**Task to complete:** Could you rewrite the listing lines starting at "heatmap-cell — [182, 448, 201, 470]" and ending at "heatmap-cell — [113, 448, 131, 470]", changing "heatmap-cell" to "grid-cell" and leaving everything else as it is?

**Input:**

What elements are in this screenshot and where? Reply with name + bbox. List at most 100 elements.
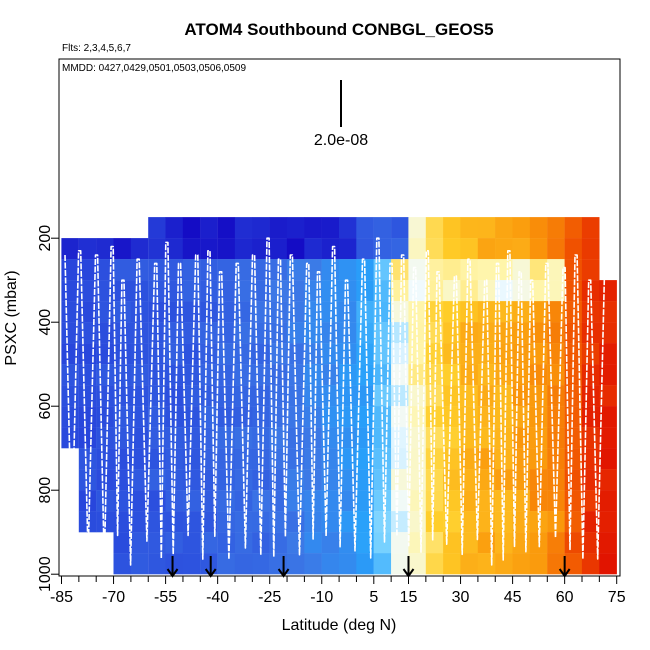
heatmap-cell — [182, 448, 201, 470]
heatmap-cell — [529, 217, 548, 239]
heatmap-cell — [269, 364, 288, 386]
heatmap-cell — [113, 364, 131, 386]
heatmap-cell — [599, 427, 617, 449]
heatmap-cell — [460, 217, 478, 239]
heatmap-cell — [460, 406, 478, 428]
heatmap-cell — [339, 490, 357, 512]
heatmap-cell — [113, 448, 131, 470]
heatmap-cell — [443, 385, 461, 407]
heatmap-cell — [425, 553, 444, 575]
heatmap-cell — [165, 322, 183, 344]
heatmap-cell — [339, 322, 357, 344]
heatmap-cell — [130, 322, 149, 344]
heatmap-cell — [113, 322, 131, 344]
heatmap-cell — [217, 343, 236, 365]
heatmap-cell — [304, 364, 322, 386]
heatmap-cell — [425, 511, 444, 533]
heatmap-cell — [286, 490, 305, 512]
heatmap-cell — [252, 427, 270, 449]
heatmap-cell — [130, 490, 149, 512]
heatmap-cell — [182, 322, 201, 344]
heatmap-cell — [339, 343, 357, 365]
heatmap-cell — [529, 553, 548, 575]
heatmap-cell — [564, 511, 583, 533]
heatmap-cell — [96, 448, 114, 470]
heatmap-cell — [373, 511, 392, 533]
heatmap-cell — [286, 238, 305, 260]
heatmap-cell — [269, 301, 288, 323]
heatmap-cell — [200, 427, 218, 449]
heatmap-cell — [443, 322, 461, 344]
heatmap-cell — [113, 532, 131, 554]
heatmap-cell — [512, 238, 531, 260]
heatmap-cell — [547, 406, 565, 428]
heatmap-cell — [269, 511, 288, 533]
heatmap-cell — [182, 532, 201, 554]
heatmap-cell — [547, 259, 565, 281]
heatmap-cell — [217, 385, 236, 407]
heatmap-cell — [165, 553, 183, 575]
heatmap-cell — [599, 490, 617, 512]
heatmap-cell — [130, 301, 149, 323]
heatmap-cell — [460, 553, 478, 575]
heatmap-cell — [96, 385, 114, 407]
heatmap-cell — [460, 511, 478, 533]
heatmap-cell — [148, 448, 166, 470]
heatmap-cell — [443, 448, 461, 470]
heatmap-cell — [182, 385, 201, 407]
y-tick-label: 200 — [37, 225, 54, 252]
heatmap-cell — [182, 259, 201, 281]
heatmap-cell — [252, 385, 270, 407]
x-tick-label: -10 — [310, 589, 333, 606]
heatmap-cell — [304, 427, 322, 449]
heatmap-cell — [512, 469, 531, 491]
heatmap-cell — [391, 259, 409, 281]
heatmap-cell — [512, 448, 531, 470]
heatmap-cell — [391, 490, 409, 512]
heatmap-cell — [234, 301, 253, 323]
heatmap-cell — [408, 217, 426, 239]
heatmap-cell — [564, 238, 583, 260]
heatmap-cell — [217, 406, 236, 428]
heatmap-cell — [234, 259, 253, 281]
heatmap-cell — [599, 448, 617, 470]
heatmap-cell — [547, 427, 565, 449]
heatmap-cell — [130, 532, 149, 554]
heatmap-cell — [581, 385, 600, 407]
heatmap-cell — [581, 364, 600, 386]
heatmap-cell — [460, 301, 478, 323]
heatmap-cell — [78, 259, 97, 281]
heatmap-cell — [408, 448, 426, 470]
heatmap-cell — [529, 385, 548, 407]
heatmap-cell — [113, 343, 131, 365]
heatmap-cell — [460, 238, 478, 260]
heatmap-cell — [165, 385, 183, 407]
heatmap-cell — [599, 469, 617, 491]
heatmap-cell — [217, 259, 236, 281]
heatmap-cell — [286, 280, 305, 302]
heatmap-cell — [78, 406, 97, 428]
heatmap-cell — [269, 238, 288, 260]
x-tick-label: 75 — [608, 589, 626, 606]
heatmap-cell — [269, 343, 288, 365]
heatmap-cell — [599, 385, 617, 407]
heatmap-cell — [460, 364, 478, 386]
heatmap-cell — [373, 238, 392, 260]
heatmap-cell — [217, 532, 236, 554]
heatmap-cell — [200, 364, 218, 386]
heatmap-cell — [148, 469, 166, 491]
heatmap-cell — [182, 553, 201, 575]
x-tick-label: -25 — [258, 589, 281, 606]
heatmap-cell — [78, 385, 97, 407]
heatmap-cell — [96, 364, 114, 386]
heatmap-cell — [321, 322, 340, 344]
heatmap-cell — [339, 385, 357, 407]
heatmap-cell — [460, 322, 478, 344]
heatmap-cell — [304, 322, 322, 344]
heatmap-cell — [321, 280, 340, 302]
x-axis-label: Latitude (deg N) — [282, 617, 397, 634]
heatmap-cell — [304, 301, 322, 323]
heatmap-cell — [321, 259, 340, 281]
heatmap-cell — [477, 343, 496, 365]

---

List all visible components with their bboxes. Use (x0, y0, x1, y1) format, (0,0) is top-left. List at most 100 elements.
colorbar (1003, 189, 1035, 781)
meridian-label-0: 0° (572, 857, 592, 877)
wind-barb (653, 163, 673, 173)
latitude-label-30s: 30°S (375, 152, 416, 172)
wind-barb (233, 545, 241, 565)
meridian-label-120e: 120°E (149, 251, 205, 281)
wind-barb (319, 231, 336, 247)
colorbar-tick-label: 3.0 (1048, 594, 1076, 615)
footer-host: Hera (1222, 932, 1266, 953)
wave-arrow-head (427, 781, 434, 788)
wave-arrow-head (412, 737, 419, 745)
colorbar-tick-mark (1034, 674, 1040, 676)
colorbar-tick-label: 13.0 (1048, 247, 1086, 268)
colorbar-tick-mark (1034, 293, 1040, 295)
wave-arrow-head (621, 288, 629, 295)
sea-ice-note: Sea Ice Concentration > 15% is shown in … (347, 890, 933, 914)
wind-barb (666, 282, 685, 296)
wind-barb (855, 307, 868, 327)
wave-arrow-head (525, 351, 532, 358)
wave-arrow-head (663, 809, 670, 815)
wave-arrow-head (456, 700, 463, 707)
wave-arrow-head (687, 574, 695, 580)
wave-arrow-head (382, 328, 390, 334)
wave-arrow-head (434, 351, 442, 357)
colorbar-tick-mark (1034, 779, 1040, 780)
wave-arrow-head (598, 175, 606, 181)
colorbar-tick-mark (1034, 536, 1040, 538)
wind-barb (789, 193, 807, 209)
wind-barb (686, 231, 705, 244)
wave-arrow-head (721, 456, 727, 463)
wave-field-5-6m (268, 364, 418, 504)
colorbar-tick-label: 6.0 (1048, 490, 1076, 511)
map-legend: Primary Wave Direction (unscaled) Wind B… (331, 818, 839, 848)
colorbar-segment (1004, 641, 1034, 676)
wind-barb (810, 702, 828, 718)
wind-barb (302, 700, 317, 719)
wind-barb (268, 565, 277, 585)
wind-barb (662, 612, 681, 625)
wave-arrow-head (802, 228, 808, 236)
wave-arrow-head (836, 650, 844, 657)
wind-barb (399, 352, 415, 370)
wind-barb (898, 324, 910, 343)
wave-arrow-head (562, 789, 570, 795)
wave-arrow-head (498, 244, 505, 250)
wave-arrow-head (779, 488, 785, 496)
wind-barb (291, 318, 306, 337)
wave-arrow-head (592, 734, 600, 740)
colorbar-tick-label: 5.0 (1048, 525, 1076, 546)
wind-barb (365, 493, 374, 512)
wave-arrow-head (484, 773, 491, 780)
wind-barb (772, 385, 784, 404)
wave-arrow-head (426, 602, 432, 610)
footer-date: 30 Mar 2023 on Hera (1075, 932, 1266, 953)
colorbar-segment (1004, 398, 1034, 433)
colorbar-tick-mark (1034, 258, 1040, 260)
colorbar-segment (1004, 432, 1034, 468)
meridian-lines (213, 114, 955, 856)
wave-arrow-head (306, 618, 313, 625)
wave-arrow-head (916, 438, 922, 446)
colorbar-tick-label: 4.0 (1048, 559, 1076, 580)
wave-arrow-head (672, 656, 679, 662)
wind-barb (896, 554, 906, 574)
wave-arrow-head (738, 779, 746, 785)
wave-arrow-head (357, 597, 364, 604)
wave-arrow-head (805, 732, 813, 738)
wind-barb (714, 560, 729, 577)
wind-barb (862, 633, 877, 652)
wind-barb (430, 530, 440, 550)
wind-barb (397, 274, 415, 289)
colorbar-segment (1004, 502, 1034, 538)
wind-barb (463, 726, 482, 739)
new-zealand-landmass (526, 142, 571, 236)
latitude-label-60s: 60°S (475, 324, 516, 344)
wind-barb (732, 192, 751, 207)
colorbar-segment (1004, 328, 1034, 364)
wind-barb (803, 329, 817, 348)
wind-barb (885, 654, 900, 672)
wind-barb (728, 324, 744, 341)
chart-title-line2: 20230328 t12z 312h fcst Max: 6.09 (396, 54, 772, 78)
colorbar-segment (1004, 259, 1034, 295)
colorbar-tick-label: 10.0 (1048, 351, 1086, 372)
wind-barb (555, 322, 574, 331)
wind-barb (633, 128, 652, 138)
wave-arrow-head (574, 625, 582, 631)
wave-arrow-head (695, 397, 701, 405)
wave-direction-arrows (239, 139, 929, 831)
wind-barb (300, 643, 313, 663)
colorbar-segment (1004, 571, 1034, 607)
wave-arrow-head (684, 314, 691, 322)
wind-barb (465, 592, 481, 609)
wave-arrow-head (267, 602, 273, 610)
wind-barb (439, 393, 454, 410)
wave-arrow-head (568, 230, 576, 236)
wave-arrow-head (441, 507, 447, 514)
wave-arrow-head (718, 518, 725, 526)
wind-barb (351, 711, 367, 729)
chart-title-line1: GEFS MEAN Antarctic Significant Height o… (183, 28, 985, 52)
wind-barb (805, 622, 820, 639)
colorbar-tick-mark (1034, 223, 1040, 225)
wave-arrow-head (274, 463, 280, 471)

**Expected output:**
grid-cell — [182, 448, 201, 470]
grid-cell — [529, 217, 548, 239]
grid-cell — [269, 364, 288, 386]
grid-cell — [113, 364, 131, 386]
grid-cell — [599, 427, 617, 449]
grid-cell — [460, 217, 478, 239]
grid-cell — [460, 406, 478, 428]
grid-cell — [339, 490, 357, 512]
grid-cell — [113, 448, 131, 470]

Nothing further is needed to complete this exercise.